_To be done:_
Give everything from the line containing "- spectral-line-label: OIII: [284, 52, 306, 65]" down to the line containing "- object-class: STAR: [134, 539, 195, 564]" as a numbered list, skipping any blank lines.

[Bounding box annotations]
::::::::::

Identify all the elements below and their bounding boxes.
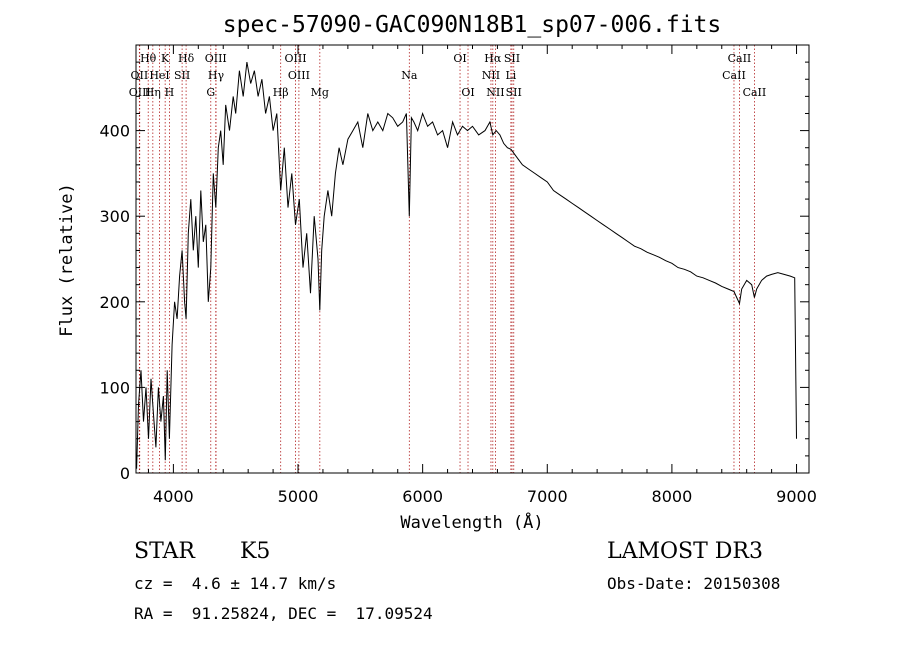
- spectral-line-label: OIII: [284, 52, 306, 65]
- spectral-line-label: SII: [174, 69, 190, 82]
- spectral-line-label: OIII: [205, 52, 227, 65]
- spectral-line-label: Hη: [145, 86, 161, 99]
- spectral-line-label: NII: [486, 86, 504, 99]
- spectral-line-label: K: [161, 52, 170, 65]
- spectral-line-label: Na: [401, 69, 418, 82]
- spectral-line-label: CaII: [743, 86, 767, 99]
- x-tick-label: 5000: [278, 487, 319, 506]
- y-tick-label: 300: [99, 207, 130, 226]
- spectral-line-label: SII: [504, 52, 520, 65]
- x-tick-label: 6000: [402, 487, 443, 506]
- spectral-line-label: CaII: [722, 69, 746, 82]
- spectral-line-label: CaII: [728, 52, 752, 65]
- observation-date: Obs-Date: 20150308: [607, 574, 781, 593]
- y-tick-label: 100: [99, 378, 130, 397]
- spectral-line-label: HeI: [149, 69, 169, 82]
- spectral-line-label: Li: [505, 69, 516, 82]
- x-tick-label: 4000: [153, 487, 194, 506]
- spectral-line-label: Hγ: [208, 69, 225, 82]
- y-axis-label: Flux (relative): [57, 183, 77, 337]
- spectral-line-label: SII: [506, 86, 522, 99]
- redshift-value: cz = 4.6 ± 14.7 km/s: [134, 574, 337, 593]
- object-class: STAR: [134, 539, 195, 564]
- spectral-line-labels: HθOIIOIIIHηHeIKHSIIHδGOIIIHγHβOIIIOIIIMg…: [129, 52, 767, 99]
- spectral-line-label: H: [165, 86, 175, 99]
- spectral-line-label: OI: [461, 86, 474, 99]
- x-tick-label: 7000: [527, 487, 568, 506]
- x-tick-label: 8000: [652, 487, 693, 506]
- chart-title: spec-57090-GAC090N18B1_sp07-006.fits: [223, 12, 722, 38]
- spectral-line-label: OIII: [129, 86, 151, 99]
- coordinates: RA = 91.25824, DEC = 17.09524: [134, 604, 433, 623]
- spectral-line-label: Hβ: [273, 86, 289, 99]
- spectral-line-label: Hθ: [140, 52, 157, 65]
- object-subclass: K5: [240, 539, 271, 564]
- spectral-line-label: NII: [482, 69, 500, 82]
- survey-name: LAMOST DR3: [607, 539, 763, 564]
- spectral-line-label: OI: [453, 52, 466, 65]
- y-tick-label: 0: [120, 464, 130, 483]
- y-tick-label: 400: [99, 122, 130, 141]
- spectral-line-label: G: [206, 86, 215, 99]
- spectral-line-label: Hα: [484, 52, 502, 65]
- spectral-line-label: Hδ: [178, 52, 195, 65]
- spectrum-line: [136, 62, 797, 469]
- y-axis-ticks: 0 100 200 300 400: [99, 61, 809, 483]
- plot-frame: [135, 44, 810, 474]
- spectral-line-label: OIII: [288, 69, 310, 82]
- x-axis-ticks: 4000 5000 6000 7000 8000 9000: [147, 45, 817, 506]
- x-axis-label: Wavelength (Å): [400, 511, 543, 533]
- spectral-line-label: Mg: [311, 86, 329, 99]
- y-tick-label: 200: [99, 293, 130, 312]
- x-tick-label: 9000: [776, 487, 817, 506]
- spectral-line-label: OII: [131, 69, 149, 82]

::::::::::

_Task output:_
1. - spectral-line-label: OIII: [284, 52, 306, 65]
2. - spectral-line-label: SII: [174, 69, 190, 82]
3. - spectral-line-label: OIII: [205, 52, 227, 65]
4. - spectral-line-label: Hη: [145, 86, 161, 99]
5. - spectral-line-label: NII: [486, 86, 504, 99]
6. - spectral-line-label: K: [161, 52, 170, 65]
7. - spectral-line-label: Na: [401, 69, 418, 82]
8. - spectral-line-label: CaII: [743, 86, 767, 99]
9. - x-tick-label: 5000: [278, 487, 319, 506]
10. - y-tick-label: 300: [99, 207, 130, 226]
11. - spectral-line-label: SII: [504, 52, 520, 65]
12. - x-tick-label: 6000: [402, 487, 443, 506]
13. - spectral-line-label: CaII: [722, 69, 746, 82]
14. - spectral-line-label: CaII: [728, 52, 752, 65]
15. - observation-date: Obs-Date: 20150308: [607, 574, 781, 593]
16. - y-tick-label: 100: [99, 378, 130, 397]
17. - spectral-line-label: HeI: [149, 69, 169, 82]
18. - spectral-line-label: Li: [505, 69, 516, 82]
19. - x-tick-label: 4000: [153, 487, 194, 506]
20. - spectral-line-label: Hγ: [208, 69, 225, 82]
21. - y-axis-label: Flux (relative): [57, 183, 77, 337]
22. - spectral-line-label: SII: [506, 86, 522, 99]
23. - redshift-value: cz = 4.6 ± 14.7 km/s: [134, 574, 337, 593]
24. - object-class: STAR: [134, 539, 195, 564]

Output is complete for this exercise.